- Do this
Identify the lines that include the word "JSON", then copy all of them.

- Data shown

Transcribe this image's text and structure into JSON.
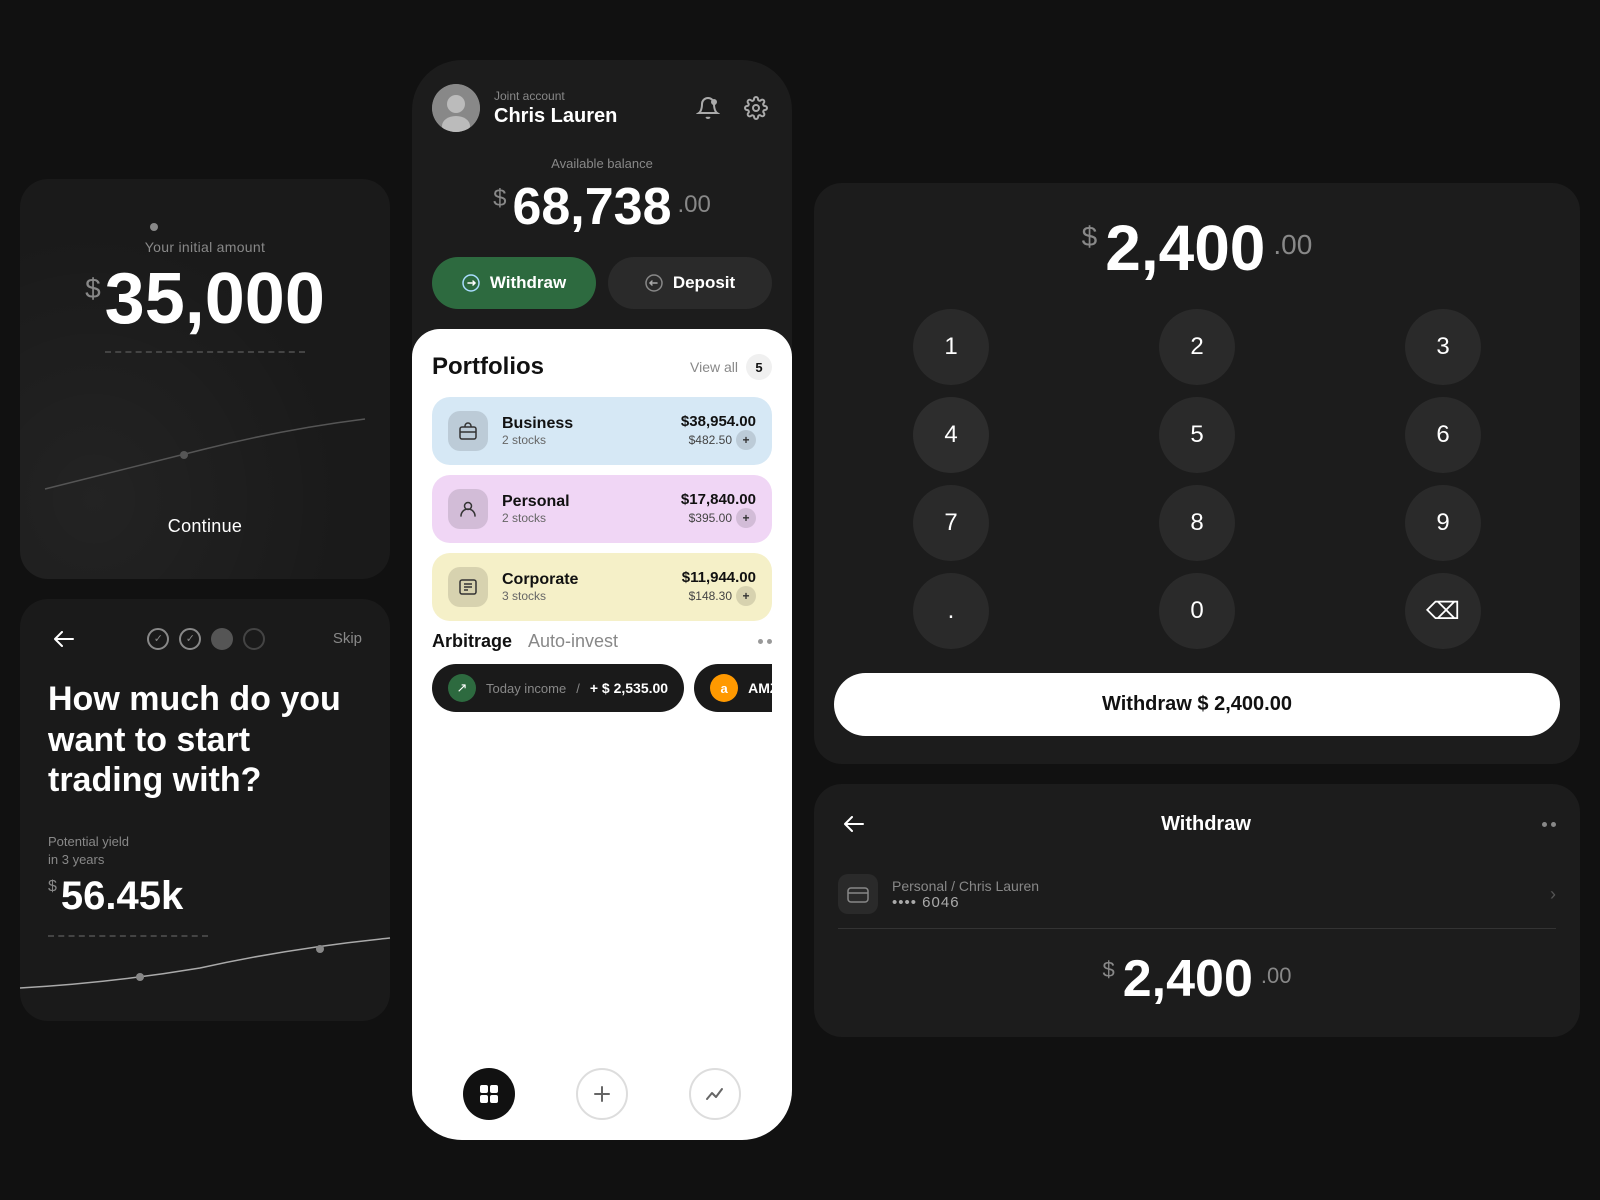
{
  "left_col": {
    "card_initial": {
      "label": "Your initial amount",
      "dollar_sign": "$",
      "amount": "35,000",
      "continue_label": "Continue"
    },
    "card_trading": {
      "question": "How much do you want to start trading with?",
      "yield_label_line1": "Potential yield",
      "yield_label_line2": "in 3 years",
      "yield_dollar": "$",
      "yield_value": "56.45k",
      "skip_label": "Skip"
    }
  },
  "mid_col": {
    "account_type": "Joint account",
    "account_name": "Chris Lauren",
    "balance_label": "Available balance",
    "balance_dollar": "$",
    "balance_main": "68,738",
    "balance_cents": ".00",
    "withdraw_label": "Withdraw",
    "deposit_label": "Deposit",
    "portfolios_title": "Portfolios",
    "view_all_label": "View all",
    "view_all_count": "5",
    "portfolios": [
      {
        "name": "Business",
        "stocks": "2 stocks",
        "main_value": "$38,954.00",
        "change": "$482.50",
        "color": "blue"
      },
      {
        "name": "Personal",
        "stocks": "2 stocks",
        "main_value": "$17,840.00",
        "change": "$395.00",
        "color": "pink"
      },
      {
        "name": "Corporate",
        "stocks": "3 stocks",
        "main_value": "$11,944.00",
        "change": "$148.30",
        "color": "yellow"
      }
    ],
    "arbitrage_tab": "Arbitrage",
    "autoinvest_tab": "Auto-invest",
    "today_income_label": "Today income",
    "today_income_sep": "/",
    "today_income_value": "+ $ 2,535.00",
    "amzn_label": "AMZN"
  },
  "right_col": {
    "keypad_dollar": "$",
    "keypad_amount": "2,400",
    "keypad_cents": ".00",
    "keys": [
      "1",
      "2",
      "3",
      "4",
      "5",
      "6",
      "7",
      "8",
      "9",
      ".",
      "0",
      "⌫"
    ],
    "withdraw_btn_label": "Withdraw $ 2,400",
    "withdraw_btn_cents": ".00",
    "withdraw_card": {
      "title": "Withdraw",
      "account_path": "Personal / Chris Lauren",
      "account_number": "•••• 6046",
      "confirm_dollar": "$",
      "confirm_amount": "2,400",
      "confirm_cents": ".00"
    }
  }
}
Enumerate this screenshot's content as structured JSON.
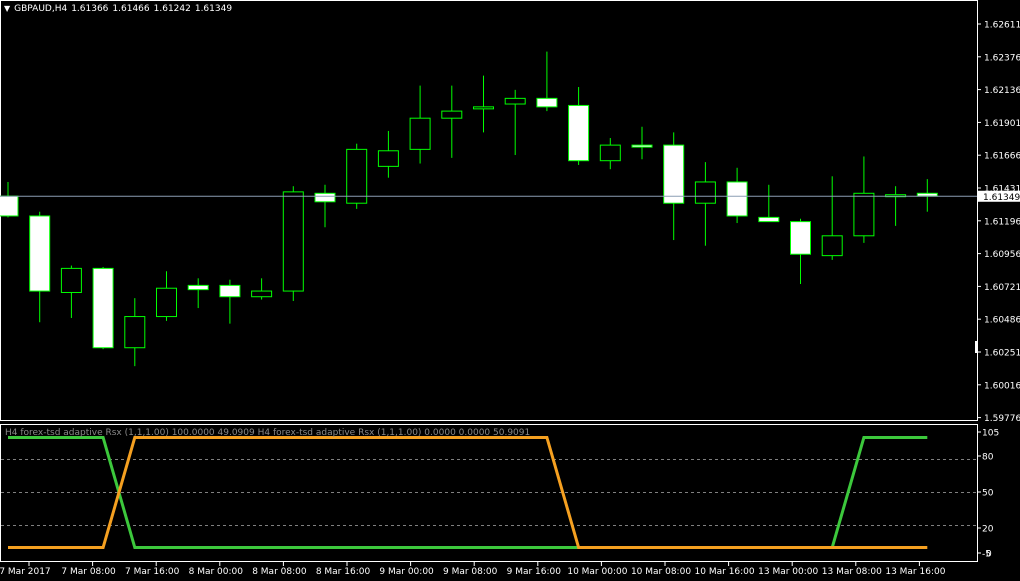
{
  "header": {
    "menu_icon": "triangle-down-icon",
    "symbol": "GBPAUD,H4",
    "open": "1.61366",
    "high": "1.61466",
    "low": "1.61242",
    "close": "1.61349"
  },
  "indicator_label": "H4 forex-tsd adaptive Rsx (1,1,1.00) 100.0000 49.0909  H4 forex-tsd adaptive Rsx (1,1,1.00) 0.0000 0.0000 50.9091",
  "price_axis_labels": [
    "1.62611",
    "1.62376",
    "1.62136",
    "1.61901",
    "1.61666",
    "1.61431",
    "1.61196",
    "1.60956",
    "1.60721",
    "1.60486",
    "1.60251",
    "1.60016",
    "1.59776"
  ],
  "current_price_label": "1.61349",
  "indicator_axis_labels": [
    "105",
    "80",
    "50",
    "20",
    "-5",
    "0"
  ],
  "time_axis_labels": [
    "7 Mar 2017",
    "7 Mar 08:00",
    "7 Mar 16:00",
    "8 Mar 00:00",
    "8 Mar 08:00",
    "8 Mar 16:00",
    "9 Mar 00:00",
    "9 Mar 08:00",
    "9 Mar 16:00",
    "10 Mar 00:00",
    "10 Mar 08:00",
    "10 Mar 16:00",
    "13 Mar 00:00",
    "13 Mar 08:00",
    "13 Mar 16:00"
  ],
  "colors": {
    "background": "#000000",
    "bull_candle": "#000000",
    "bear_candle": "#ffffff",
    "wick": "#00ff00",
    "rsx_line_1": "#3cc83c",
    "rsx_line_2": "#f5a020",
    "grid": "#808080",
    "price_line": "#8c9eb4"
  },
  "chart_data": [
    {
      "type": "candlestick",
      "title": "GBPAUD,H4",
      "ylim": [
        1.5977,
        1.6272
      ],
      "current_price": 1.61349,
      "candles": [
        {
          "o": 1.6135,
          "h": 1.6145,
          "l": 1.612,
          "c": 1.6121
        },
        {
          "o": 1.6121,
          "h": 1.6124,
          "l": 1.6046,
          "c": 1.6068
        },
        {
          "o": 1.6067,
          "h": 1.6086,
          "l": 1.6049,
          "c": 1.6084
        },
        {
          "o": 1.6084,
          "h": 1.6085,
          "l": 1.6027,
          "c": 1.6028
        },
        {
          "o": 1.6028,
          "h": 1.6063,
          "l": 1.6015,
          "c": 1.605
        },
        {
          "o": 1.605,
          "h": 1.6082,
          "l": 1.6047,
          "c": 1.607
        },
        {
          "o": 1.6072,
          "h": 1.6077,
          "l": 1.6056,
          "c": 1.6069
        },
        {
          "o": 1.6072,
          "h": 1.6076,
          "l": 1.6045,
          "c": 1.6064
        },
        {
          "o": 1.6064,
          "h": 1.6077,
          "l": 1.6062,
          "c": 1.6068
        },
        {
          "o": 1.6068,
          "h": 1.6142,
          "l": 1.6061,
          "c": 1.6138
        },
        {
          "o": 1.6137,
          "h": 1.6143,
          "l": 1.6113,
          "c": 1.6131
        },
        {
          "o": 1.613,
          "h": 1.6172,
          "l": 1.6126,
          "c": 1.6168
        },
        {
          "o": 1.6156,
          "h": 1.6181,
          "l": 1.6148,
          "c": 1.6167
        },
        {
          "o": 1.6168,
          "h": 1.6213,
          "l": 1.6158,
          "c": 1.619
        },
        {
          "o": 1.619,
          "h": 1.6213,
          "l": 1.6162,
          "c": 1.6195
        },
        {
          "o": 1.6197,
          "h": 1.622,
          "l": 1.618,
          "c": 1.6198
        },
        {
          "o": 1.62,
          "h": 1.621,
          "l": 1.6164,
          "c": 1.6204
        },
        {
          "o": 1.6204,
          "h": 1.6237,
          "l": 1.6195,
          "c": 1.6198
        },
        {
          "o": 1.6199,
          "h": 1.6212,
          "l": 1.6157,
          "c": 1.616
        },
        {
          "o": 1.616,
          "h": 1.6176,
          "l": 1.6154,
          "c": 1.6171
        },
        {
          "o": 1.6171,
          "h": 1.6184,
          "l": 1.6161,
          "c": 1.6171
        },
        {
          "o": 1.6171,
          "h": 1.618,
          "l": 1.6104,
          "c": 1.613
        },
        {
          "o": 1.613,
          "h": 1.6159,
          "l": 1.61,
          "c": 1.6145
        },
        {
          "o": 1.6145,
          "h": 1.6155,
          "l": 1.6116,
          "c": 1.6121
        },
        {
          "o": 1.612,
          "h": 1.6143,
          "l": 1.6118,
          "c": 1.6117
        },
        {
          "o": 1.6117,
          "h": 1.6119,
          "l": 1.6073,
          "c": 1.6094
        },
        {
          "o": 1.6093,
          "h": 1.6149,
          "l": 1.609,
          "c": 1.6107
        },
        {
          "o": 1.6107,
          "h": 1.6163,
          "l": 1.6102,
          "c": 1.6137
        },
        {
          "o": 1.6135,
          "h": 1.6142,
          "l": 1.6114,
          "c": 1.6136
        },
        {
          "o": 1.6137,
          "h": 1.6147,
          "l": 1.6124,
          "c": 1.6135
        }
      ]
    },
    {
      "type": "line",
      "ylim": [
        -5,
        105
      ],
      "x": [
        0,
        1,
        2,
        3,
        4,
        5,
        6,
        7,
        8,
        9,
        10,
        11,
        12,
        13,
        14,
        15,
        16,
        17,
        18,
        19,
        20,
        21,
        22,
        23,
        24,
        25,
        26,
        27,
        28,
        29
      ],
      "series": [
        {
          "values": [
            100,
            100,
            100,
            100,
            0,
            0,
            0,
            0,
            0,
            0,
            0,
            0,
            0,
            0,
            0,
            0,
            0,
            0,
            0,
            0,
            0,
            0,
            0,
            0,
            0,
            0,
            0,
            100,
            100,
            100
          ]
        },
        {
          "values": [
            0,
            0,
            0,
            0,
            100,
            100,
            100,
            100,
            100,
            100,
            100,
            100,
            100,
            100,
            100,
            100,
            100,
            100,
            0,
            0,
            0,
            0,
            0,
            0,
            0,
            0,
            0,
            0,
            0,
            0
          ]
        }
      ],
      "grid_levels": [
        80,
        50,
        20
      ]
    }
  ]
}
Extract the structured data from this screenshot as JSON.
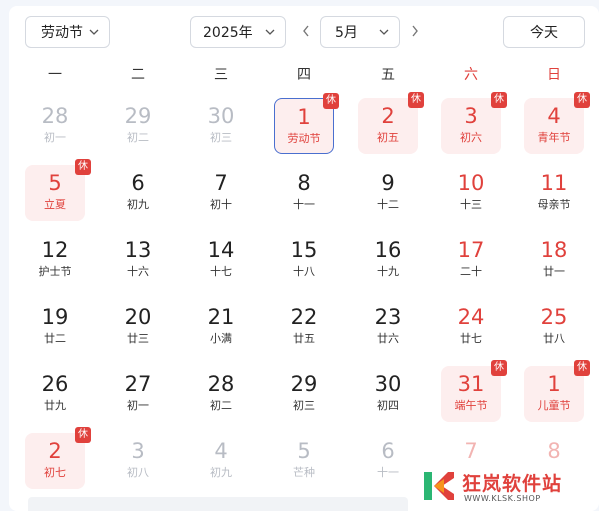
{
  "toolbar": {
    "holiday_select": "劳动节",
    "year_select": "2025年",
    "month_select": "5月",
    "today_button": "今天"
  },
  "weekdays": [
    "一",
    "二",
    "三",
    "四",
    "五",
    "六",
    "日"
  ],
  "colors": {
    "accent_red": "#e0413c",
    "selected_border": "#4a6fcf",
    "rest_bg": "#fdeeee"
  },
  "rest_badge": "休",
  "weeks": [
    [
      {
        "day": "28",
        "sub": "初一",
        "other": true
      },
      {
        "day": "29",
        "sub": "初二",
        "other": true
      },
      {
        "day": "30",
        "sub": "初三",
        "other": true
      },
      {
        "day": "1",
        "sub": "劳动节",
        "red": true,
        "rest": true,
        "badge": true,
        "selected": true
      },
      {
        "day": "2",
        "sub": "初五",
        "red": true,
        "rest": true,
        "badge": true
      },
      {
        "day": "3",
        "sub": "初六",
        "red": true,
        "rest": true,
        "badge": true
      },
      {
        "day": "4",
        "sub": "青年节",
        "red": true,
        "rest": true,
        "badge": true
      }
    ],
    [
      {
        "day": "5",
        "sub": "立夏",
        "red": true,
        "rest": true,
        "badge": true
      },
      {
        "day": "6",
        "sub": "初九"
      },
      {
        "day": "7",
        "sub": "初十"
      },
      {
        "day": "8",
        "sub": "十一"
      },
      {
        "day": "9",
        "sub": "十二"
      },
      {
        "day": "10",
        "sub": "十三",
        "weekend": true
      },
      {
        "day": "11",
        "sub": "母亲节",
        "weekend": true
      }
    ],
    [
      {
        "day": "12",
        "sub": "护士节"
      },
      {
        "day": "13",
        "sub": "十六"
      },
      {
        "day": "14",
        "sub": "十七"
      },
      {
        "day": "15",
        "sub": "十八"
      },
      {
        "day": "16",
        "sub": "十九"
      },
      {
        "day": "17",
        "sub": "二十",
        "weekend": true
      },
      {
        "day": "18",
        "sub": "廿一",
        "weekend": true
      }
    ],
    [
      {
        "day": "19",
        "sub": "廿二"
      },
      {
        "day": "20",
        "sub": "廿三"
      },
      {
        "day": "21",
        "sub": "小满"
      },
      {
        "day": "22",
        "sub": "廿五"
      },
      {
        "day": "23",
        "sub": "廿六"
      },
      {
        "day": "24",
        "sub": "廿七",
        "weekend": true
      },
      {
        "day": "25",
        "sub": "廿八",
        "weekend": true
      }
    ],
    [
      {
        "day": "26",
        "sub": "廿九"
      },
      {
        "day": "27",
        "sub": "初一"
      },
      {
        "day": "28",
        "sub": "初二"
      },
      {
        "day": "29",
        "sub": "初三"
      },
      {
        "day": "30",
        "sub": "初四"
      },
      {
        "day": "31",
        "sub": "端午节",
        "red": true,
        "rest": true,
        "badge": true
      },
      {
        "day": "1",
        "sub": "儿童节",
        "red": true,
        "rest": true,
        "badge": true
      }
    ],
    [
      {
        "day": "2",
        "sub": "初七",
        "red": true,
        "rest": true,
        "badge": true
      },
      {
        "day": "3",
        "sub": "初八",
        "other": true
      },
      {
        "day": "4",
        "sub": "初九",
        "other": true
      },
      {
        "day": "5",
        "sub": "芒种",
        "other": true
      },
      {
        "day": "6",
        "sub": "十一",
        "other": true
      },
      {
        "day": "7",
        "sub": "",
        "other": true,
        "weekend": true
      },
      {
        "day": "8",
        "sub": "",
        "other": true,
        "weekend": true
      }
    ]
  ],
  "watermark": {
    "title": "狂岚软件站",
    "url": "WWW.KLSK.SHOP"
  }
}
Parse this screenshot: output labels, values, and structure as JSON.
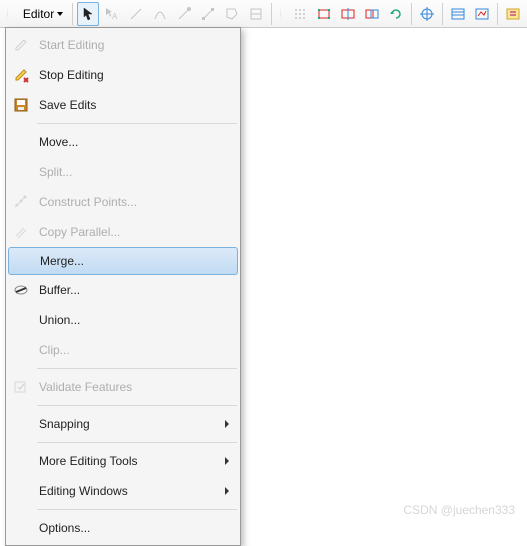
{
  "toolbar": {
    "editor_label": "Editor"
  },
  "menu": {
    "start_editing": "Start Editing",
    "stop_editing": "Stop Editing",
    "save_edits": "Save Edits",
    "move": "Move...",
    "split": "Split...",
    "construct_points": "Construct Points...",
    "copy_parallel": "Copy Parallel...",
    "merge": "Merge...",
    "buffer": "Buffer...",
    "union": "Union...",
    "clip": "Clip...",
    "validate_features": "Validate Features",
    "snapping": "Snapping",
    "more_editing_tools": "More Editing Tools",
    "editing_windows": "Editing Windows",
    "options": "Options..."
  },
  "watermark": "CSDN @juechen333"
}
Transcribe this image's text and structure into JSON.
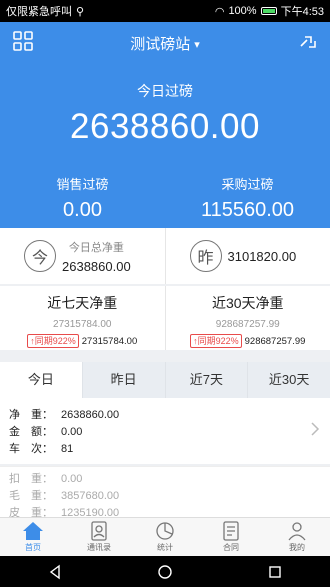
{
  "status": {
    "carrier": "仅限紧急呼叫",
    "battery": "100%",
    "time": "下午4:53"
  },
  "header": {
    "title": "测试磅站"
  },
  "summary": {
    "today_label": "今日过磅",
    "today_value": "2638860.00",
    "sales_label": "销售过磅",
    "sales_value": "0.00",
    "purchase_label": "采购过磅",
    "purchase_value": "115560.00"
  },
  "totals": {
    "today_icon": "今",
    "today_caption": "今日总净重",
    "today_value": "2638860.00",
    "yesterday_icon": "昨",
    "yesterday_value": "3101820.00"
  },
  "periods": [
    {
      "title": "近七天净重",
      "value": "27315784.00",
      "badge": "同期922%",
      "compare": "27315784.00"
    },
    {
      "title": "近30天净重",
      "value": "928687257.99",
      "badge": "同期922%",
      "compare": "928687257.99"
    }
  ],
  "tabs": [
    "今日",
    "昨日",
    "近7天",
    "近30天"
  ],
  "detail": {
    "net_label": "净　重：",
    "net_value": "2638860.00",
    "amount_label": "金　额：",
    "amount_value": "0.00",
    "trips_label": "车　次：",
    "trips_value": "81"
  },
  "detail2": {
    "deduct_label": "扣　重：",
    "deduct_value": "0.00",
    "gross_label": "毛　重：",
    "gross_value": "3857680.00",
    "tare_label": "皮　重：",
    "tare_value": "1235190.00"
  },
  "tabbar": [
    {
      "label": "首页",
      "icon": "home-icon"
    },
    {
      "label": "通讯录",
      "icon": "contacts-icon"
    },
    {
      "label": "统计",
      "icon": "chart-icon"
    },
    {
      "label": "合同",
      "icon": "contract-icon"
    },
    {
      "label": "我的",
      "icon": "profile-icon"
    }
  ],
  "colors": {
    "primary": "#3d8de8",
    "badge": "#e84b4b"
  }
}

- Final answer
Transcribe this image's text and structure into JSON.
Enumerate this screenshot's content as structured JSON.
Extract the structured data from this screenshot as JSON.
Parse this screenshot: output labels, values, and structure as JSON.
Transcribe this image's text and structure into JSON.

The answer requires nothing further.